Entries provided –
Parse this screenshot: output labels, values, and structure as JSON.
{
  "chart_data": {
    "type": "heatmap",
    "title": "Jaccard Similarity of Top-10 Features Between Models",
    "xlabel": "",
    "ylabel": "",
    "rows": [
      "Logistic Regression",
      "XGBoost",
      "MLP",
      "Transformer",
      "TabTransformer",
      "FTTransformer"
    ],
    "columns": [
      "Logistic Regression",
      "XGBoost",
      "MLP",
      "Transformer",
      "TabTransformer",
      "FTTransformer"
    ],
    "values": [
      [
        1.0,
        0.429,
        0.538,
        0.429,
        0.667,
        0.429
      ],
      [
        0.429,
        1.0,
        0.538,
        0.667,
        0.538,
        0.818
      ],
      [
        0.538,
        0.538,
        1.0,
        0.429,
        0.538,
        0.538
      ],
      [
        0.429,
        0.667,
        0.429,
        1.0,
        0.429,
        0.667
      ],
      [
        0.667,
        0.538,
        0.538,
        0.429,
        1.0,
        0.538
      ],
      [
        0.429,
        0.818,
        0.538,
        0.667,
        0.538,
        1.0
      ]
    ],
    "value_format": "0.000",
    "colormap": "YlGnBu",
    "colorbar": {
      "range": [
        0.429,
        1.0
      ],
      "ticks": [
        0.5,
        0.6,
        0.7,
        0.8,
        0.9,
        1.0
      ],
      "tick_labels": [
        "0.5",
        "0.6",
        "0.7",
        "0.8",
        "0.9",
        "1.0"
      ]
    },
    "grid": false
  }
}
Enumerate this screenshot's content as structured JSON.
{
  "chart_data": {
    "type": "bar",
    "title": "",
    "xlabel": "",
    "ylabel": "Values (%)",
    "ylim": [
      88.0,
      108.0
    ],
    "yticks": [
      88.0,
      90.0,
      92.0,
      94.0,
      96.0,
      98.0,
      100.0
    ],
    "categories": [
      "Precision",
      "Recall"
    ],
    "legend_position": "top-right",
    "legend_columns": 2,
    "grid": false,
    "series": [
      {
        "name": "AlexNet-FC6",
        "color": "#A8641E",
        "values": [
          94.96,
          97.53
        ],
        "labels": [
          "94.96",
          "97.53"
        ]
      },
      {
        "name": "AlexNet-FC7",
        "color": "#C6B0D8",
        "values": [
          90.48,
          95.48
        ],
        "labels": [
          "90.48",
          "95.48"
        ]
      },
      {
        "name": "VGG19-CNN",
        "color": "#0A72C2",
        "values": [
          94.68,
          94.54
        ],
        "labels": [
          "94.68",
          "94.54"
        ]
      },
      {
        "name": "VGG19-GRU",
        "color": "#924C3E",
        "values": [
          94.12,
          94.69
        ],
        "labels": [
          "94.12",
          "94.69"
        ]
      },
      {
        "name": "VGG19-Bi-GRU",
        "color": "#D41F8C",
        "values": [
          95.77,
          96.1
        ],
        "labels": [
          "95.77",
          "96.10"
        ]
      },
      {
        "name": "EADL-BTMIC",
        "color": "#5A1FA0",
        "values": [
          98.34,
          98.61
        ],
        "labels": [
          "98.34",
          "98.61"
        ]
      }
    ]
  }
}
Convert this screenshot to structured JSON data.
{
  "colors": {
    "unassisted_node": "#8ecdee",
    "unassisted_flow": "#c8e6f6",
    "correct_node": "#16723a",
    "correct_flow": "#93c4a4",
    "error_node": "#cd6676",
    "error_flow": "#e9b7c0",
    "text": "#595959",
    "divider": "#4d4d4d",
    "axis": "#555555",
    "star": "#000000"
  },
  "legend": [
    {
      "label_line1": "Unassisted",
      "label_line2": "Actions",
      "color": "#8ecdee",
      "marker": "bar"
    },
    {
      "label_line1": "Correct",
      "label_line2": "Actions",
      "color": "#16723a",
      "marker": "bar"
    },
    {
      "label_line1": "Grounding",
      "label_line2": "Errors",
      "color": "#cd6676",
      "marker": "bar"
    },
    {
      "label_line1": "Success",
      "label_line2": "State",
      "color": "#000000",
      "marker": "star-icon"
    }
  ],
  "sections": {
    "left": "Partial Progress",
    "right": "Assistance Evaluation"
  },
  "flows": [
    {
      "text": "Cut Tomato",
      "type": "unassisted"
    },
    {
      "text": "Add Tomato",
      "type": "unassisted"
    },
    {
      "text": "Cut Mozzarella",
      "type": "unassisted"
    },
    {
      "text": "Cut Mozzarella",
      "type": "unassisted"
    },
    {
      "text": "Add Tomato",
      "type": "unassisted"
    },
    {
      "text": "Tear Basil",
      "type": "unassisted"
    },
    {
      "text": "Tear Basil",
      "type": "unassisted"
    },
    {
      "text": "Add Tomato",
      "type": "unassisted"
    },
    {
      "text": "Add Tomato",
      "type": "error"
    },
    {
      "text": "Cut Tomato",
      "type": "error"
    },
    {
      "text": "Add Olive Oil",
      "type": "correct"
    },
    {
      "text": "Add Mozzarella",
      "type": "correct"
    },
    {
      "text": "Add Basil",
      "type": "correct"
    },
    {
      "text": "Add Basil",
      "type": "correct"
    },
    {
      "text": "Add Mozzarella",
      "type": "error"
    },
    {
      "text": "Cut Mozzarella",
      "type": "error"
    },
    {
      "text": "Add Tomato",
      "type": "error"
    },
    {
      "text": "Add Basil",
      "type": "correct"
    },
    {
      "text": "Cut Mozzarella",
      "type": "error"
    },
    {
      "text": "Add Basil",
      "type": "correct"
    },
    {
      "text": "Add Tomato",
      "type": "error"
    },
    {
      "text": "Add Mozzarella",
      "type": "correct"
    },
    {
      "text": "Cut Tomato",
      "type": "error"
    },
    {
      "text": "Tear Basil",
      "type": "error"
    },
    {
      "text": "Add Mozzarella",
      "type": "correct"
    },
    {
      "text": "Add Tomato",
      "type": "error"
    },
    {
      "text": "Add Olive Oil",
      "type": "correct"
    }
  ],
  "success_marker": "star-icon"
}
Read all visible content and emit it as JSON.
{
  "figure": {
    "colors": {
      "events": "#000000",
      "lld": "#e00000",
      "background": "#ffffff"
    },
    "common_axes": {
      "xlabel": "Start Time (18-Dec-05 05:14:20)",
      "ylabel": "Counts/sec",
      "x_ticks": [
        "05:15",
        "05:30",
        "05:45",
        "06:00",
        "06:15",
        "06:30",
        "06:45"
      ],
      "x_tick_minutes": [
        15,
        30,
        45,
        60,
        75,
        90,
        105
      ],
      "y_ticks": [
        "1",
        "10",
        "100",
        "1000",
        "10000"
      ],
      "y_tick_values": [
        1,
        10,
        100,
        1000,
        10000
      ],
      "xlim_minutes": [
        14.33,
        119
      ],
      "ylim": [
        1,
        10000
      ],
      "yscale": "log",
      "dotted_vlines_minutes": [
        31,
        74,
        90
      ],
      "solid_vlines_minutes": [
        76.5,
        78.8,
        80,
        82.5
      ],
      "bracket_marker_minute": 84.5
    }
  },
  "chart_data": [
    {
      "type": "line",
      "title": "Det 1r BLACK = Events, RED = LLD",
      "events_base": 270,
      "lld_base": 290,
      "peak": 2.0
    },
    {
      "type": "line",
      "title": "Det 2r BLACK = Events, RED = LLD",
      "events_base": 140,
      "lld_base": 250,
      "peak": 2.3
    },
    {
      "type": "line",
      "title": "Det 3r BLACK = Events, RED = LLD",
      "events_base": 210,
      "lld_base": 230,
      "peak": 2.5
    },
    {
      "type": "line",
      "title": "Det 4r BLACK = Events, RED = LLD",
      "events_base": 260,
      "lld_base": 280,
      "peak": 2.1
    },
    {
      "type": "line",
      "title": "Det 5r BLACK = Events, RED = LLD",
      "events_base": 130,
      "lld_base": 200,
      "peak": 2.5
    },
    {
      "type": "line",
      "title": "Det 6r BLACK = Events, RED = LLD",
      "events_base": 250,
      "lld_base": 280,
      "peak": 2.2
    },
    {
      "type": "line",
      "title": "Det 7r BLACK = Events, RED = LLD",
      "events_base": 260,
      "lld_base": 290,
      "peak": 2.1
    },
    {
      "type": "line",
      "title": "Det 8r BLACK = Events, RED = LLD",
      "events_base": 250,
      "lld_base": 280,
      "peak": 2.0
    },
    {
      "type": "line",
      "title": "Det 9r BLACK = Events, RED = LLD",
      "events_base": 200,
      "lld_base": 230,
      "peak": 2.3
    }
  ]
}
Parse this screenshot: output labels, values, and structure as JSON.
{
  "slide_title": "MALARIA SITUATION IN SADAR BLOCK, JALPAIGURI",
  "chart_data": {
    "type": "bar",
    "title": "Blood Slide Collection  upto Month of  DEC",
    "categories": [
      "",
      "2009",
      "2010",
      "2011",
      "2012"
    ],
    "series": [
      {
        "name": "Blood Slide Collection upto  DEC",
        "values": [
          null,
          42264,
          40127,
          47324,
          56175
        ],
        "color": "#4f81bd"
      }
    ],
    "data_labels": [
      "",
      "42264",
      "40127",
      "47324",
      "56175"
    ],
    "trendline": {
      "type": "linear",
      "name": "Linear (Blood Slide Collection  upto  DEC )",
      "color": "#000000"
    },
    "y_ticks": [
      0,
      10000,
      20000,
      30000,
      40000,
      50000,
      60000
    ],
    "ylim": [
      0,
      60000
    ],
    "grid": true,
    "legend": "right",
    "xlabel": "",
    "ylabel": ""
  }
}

What the exercise asks – Which lines hold the word "BLACK"? Copy every one of them.

The output –
      "title": "Det 1r BLACK = Events, RED = LLD",
      "title": "Det 2r BLACK = Events, RED = LLD",
      "title": "Det 3r BLACK = Events, RED = LLD",
      "title": "Det 4r BLACK = Events, RED = LLD",
      "title": "Det 5r BLACK = Events, RED = LLD",
      "title": "Det 6r BLACK = Events, RED = LLD",
      "title": "Det 7r BLACK = Events, RED = LLD",
      "title": "Det 8r BLACK = Events, RED = LLD",
      "title": "Det 9r BLACK = Events, RED = LLD",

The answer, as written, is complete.